▶ **TASK TO CARRY OUT**
Can you write out all of the material below, word for word?

[Dataset records]
## Start
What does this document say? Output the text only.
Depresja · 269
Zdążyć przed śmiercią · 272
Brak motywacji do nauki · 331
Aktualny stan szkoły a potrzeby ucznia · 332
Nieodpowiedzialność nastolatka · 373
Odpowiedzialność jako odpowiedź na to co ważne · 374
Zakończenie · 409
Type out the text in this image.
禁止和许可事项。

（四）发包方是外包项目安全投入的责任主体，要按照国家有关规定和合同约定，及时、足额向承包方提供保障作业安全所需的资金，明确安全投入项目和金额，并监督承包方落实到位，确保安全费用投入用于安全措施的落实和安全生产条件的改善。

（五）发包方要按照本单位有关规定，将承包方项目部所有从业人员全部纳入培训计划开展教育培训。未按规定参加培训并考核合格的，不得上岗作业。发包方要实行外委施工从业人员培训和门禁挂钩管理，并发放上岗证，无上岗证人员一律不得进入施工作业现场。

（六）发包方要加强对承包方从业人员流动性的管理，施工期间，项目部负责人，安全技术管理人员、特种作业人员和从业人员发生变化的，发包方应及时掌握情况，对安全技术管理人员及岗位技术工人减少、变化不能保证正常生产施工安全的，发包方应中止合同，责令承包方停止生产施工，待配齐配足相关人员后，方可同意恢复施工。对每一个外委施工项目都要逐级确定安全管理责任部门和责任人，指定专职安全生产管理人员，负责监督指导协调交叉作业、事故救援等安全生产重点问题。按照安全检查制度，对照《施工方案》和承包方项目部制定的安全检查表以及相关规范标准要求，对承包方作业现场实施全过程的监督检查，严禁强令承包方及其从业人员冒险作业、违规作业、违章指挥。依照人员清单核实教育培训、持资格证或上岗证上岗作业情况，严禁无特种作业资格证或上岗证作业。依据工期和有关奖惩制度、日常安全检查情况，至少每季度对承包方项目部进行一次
## End
▶ **SOLVED EXERCISE**
What does this document say? Output the text only.
Depresja · 269
Zdążyć przed śmiercią · 272
Brak motywacji do nauki · 331
Aktualny stan szkoły a potrzeby ucznia · 332
Nieodpowiedzialność nastolatka · 373
Odpowiedzialność jako odpowiedź na to co ważne · 374
Zakończenie · 409
Type out the text in this image.
禁止和许可事项。

（四）发包方是外包项目安全投入的责任主体，要按照国家有关规定和合同约定，及时、足额向承包方提供保障作业安全所需的资金，明确安全投入项目和金额，并监督承包方落实到位，确保安全费用投入用于安全措施的落实和安全生产条件的改善。

（五）发包方要按照本单位有关规定，将承包方项目部所有从业人员全部纳入培训计划开展教育培训。未按规定参加培训并考核合格的，不得上岗作业。发包方要实行外委施工从业人员培训和门禁挂钩管理，并发放上岗证，无上岗证人员一律不得进入施工作业现场。

（六）发包方要加强对承包方从业人员流动性的管理，施工期间，项目部负责人，安全技术管理人员、特种作业人员和从业人员发生变化的，发包方应及时掌握情况，对安全技术管理人员及岗位技术工人减少、变化不能保证正常生产施工安全的，发包方应中止合同，责令承包方停止生产施工，待配齐配足相关人员后，方可同意恢复施工。对每一个外委施工项目都要逐级确定安全管理责任部门和责任人，指定专职安全生产管理人员，负责监督指导协调交叉作业、事故救援等安全生产重点问题。按照安全检查制度，对照《施工方案》和承包方项目部制定的安全检查表以及相关规范标准要求，对承包方作业现场实施全过程的监督检查，严禁强令承包方及其从业人员冒险作业、违规作业、违章指挥。依照人员清单核实教育培训、持资格证或上岗证上岗作业情况，严禁无特种作业资格证或上岗证作业。依据工期和有关奖惩制度、日常安全检查情况，至少每季度对承包方项目部进行一次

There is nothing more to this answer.